Collect every line below that contains the word "FUSS".
— Start of Records shown —
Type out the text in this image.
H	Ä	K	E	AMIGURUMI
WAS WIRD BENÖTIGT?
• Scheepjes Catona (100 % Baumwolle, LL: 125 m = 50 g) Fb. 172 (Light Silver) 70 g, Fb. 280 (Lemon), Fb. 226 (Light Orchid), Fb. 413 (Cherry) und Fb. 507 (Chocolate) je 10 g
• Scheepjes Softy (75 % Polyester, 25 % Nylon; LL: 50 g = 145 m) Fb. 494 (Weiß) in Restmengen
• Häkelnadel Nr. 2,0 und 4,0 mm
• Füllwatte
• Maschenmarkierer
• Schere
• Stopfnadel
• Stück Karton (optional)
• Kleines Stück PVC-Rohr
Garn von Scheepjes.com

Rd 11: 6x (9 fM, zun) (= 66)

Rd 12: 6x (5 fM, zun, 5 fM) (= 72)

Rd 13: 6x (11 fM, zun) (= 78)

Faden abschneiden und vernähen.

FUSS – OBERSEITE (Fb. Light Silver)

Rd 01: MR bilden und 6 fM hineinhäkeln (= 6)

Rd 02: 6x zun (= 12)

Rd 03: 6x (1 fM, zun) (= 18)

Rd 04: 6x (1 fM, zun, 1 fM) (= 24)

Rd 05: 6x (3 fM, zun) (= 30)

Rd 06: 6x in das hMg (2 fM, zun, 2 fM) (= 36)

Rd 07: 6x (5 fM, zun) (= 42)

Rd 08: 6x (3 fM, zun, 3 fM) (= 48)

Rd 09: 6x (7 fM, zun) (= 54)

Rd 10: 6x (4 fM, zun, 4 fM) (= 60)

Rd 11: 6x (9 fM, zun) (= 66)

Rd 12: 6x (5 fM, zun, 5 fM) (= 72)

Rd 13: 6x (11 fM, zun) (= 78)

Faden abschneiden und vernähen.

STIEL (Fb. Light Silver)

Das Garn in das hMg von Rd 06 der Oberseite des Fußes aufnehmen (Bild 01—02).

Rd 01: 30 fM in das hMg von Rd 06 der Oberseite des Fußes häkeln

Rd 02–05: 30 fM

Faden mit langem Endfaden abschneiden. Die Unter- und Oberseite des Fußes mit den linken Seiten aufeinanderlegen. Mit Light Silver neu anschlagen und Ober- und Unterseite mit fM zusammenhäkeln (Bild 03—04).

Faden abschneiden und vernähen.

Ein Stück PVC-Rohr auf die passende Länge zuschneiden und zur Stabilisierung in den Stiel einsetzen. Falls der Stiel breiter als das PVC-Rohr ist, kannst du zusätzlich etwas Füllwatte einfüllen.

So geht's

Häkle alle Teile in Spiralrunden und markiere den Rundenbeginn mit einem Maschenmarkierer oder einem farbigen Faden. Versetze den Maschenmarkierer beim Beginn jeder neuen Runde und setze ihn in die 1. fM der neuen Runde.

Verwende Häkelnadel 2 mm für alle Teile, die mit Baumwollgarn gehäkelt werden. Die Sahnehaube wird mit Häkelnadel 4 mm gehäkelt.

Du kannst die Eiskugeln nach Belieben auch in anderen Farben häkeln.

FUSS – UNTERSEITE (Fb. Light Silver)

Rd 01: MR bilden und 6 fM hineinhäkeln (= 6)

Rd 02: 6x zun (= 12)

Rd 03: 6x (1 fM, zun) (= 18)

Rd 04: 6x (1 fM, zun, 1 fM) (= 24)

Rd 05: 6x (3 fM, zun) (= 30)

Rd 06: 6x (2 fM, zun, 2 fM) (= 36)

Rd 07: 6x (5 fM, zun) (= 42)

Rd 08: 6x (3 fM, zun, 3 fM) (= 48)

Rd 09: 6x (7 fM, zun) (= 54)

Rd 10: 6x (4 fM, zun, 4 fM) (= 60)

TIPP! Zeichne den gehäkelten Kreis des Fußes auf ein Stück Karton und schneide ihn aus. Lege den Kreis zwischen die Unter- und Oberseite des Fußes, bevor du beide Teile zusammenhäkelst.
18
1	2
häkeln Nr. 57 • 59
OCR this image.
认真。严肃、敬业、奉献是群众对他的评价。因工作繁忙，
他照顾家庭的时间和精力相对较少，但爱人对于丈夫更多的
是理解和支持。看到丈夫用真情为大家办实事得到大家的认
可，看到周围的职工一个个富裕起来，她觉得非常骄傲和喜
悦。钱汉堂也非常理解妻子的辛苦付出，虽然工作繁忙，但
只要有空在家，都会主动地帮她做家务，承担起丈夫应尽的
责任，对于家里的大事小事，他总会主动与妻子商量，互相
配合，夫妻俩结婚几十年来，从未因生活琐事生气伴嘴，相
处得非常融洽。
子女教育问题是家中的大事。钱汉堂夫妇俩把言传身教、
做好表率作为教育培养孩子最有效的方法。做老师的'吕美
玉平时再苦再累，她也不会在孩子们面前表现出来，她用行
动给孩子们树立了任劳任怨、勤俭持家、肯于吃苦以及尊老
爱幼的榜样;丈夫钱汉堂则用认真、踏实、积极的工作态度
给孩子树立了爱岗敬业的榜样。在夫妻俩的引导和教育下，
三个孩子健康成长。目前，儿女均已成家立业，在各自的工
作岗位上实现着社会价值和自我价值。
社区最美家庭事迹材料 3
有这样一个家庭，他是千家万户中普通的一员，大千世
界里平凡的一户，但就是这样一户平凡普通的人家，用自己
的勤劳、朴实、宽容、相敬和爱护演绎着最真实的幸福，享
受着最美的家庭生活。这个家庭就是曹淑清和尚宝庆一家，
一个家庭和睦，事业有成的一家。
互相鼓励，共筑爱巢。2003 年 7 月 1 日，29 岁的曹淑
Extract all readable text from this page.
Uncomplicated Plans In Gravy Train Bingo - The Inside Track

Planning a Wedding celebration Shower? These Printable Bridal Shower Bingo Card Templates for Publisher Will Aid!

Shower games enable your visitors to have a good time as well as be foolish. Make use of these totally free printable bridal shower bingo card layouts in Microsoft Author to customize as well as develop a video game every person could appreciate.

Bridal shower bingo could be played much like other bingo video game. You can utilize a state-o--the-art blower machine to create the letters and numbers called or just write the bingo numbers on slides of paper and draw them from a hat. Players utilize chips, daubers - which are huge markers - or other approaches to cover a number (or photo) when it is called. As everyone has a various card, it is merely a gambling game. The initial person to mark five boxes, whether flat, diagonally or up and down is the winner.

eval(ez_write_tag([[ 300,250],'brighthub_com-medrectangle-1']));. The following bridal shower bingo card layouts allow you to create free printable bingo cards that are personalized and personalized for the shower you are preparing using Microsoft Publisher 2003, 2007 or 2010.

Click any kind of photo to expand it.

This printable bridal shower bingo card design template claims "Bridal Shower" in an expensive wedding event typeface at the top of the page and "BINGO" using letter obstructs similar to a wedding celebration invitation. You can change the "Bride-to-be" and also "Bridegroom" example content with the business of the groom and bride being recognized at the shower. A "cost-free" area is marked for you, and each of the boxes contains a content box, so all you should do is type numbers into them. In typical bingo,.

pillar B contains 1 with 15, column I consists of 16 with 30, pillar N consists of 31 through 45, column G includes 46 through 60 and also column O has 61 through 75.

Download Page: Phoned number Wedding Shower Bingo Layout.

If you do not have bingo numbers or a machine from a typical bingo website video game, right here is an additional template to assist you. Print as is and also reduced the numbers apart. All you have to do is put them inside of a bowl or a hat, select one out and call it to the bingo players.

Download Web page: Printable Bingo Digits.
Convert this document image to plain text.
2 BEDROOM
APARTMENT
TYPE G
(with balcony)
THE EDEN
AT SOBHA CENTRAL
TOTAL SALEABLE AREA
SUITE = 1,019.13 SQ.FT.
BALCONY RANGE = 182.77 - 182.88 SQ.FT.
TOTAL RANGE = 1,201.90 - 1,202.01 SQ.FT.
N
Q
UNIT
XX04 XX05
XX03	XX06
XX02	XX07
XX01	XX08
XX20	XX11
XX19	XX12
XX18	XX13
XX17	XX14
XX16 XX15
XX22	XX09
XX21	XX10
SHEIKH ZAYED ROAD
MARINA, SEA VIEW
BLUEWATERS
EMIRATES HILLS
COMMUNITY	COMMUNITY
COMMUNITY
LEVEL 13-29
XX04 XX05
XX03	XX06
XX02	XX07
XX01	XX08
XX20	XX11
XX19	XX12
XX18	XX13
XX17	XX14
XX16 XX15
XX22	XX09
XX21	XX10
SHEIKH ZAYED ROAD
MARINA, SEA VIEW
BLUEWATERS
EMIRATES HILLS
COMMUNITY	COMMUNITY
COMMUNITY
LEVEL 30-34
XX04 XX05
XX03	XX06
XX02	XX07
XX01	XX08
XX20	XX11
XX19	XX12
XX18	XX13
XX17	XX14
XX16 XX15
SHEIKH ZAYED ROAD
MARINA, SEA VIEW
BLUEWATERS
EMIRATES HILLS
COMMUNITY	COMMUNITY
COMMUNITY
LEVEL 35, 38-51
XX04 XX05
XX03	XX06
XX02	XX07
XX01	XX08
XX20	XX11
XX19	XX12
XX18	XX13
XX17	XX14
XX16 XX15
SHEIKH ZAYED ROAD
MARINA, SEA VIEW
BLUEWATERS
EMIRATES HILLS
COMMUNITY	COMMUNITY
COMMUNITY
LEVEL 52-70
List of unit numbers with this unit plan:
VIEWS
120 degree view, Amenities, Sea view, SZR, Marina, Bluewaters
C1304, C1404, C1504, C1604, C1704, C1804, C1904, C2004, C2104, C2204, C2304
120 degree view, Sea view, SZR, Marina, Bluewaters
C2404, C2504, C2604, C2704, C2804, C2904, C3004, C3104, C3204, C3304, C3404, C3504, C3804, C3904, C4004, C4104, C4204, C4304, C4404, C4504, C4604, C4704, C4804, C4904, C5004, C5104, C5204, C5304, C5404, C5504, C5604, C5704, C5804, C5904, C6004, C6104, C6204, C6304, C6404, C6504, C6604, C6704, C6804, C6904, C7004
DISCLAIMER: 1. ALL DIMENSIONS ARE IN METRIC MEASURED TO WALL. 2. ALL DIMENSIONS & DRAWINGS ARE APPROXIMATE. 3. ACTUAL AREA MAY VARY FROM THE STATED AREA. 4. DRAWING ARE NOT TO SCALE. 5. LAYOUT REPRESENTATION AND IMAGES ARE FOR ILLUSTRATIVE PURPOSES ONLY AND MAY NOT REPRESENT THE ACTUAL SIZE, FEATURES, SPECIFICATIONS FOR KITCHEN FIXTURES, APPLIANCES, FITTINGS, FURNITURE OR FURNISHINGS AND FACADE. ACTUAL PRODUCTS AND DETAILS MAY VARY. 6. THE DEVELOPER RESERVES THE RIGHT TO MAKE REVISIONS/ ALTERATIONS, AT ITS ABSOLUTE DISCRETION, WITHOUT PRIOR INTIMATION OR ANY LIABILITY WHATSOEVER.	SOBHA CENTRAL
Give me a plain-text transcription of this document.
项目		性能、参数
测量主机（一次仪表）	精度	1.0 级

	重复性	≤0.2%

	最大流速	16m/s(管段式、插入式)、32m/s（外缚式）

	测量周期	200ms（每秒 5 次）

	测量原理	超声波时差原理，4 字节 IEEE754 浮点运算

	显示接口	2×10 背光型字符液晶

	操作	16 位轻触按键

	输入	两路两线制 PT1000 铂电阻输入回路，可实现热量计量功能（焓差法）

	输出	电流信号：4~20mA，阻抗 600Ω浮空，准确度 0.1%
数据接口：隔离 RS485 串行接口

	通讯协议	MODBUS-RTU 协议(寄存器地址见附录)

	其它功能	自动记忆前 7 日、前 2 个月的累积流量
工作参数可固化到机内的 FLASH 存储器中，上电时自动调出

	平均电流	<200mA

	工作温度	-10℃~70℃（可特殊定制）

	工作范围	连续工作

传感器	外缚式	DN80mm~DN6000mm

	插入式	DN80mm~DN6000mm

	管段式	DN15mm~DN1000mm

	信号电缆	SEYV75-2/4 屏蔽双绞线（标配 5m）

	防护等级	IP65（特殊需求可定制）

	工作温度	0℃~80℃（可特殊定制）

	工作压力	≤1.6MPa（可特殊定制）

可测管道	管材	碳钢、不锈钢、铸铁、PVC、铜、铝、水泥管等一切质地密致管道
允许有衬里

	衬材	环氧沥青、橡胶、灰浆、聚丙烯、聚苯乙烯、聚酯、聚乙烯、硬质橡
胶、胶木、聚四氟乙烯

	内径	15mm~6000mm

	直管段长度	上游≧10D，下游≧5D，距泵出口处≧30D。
— End of Records shown —
### [Worked solution]
FUSS – OBERSEITE (Fb. Light Silver)
FUSS – UNTERSEITE (Fb. Light Silver)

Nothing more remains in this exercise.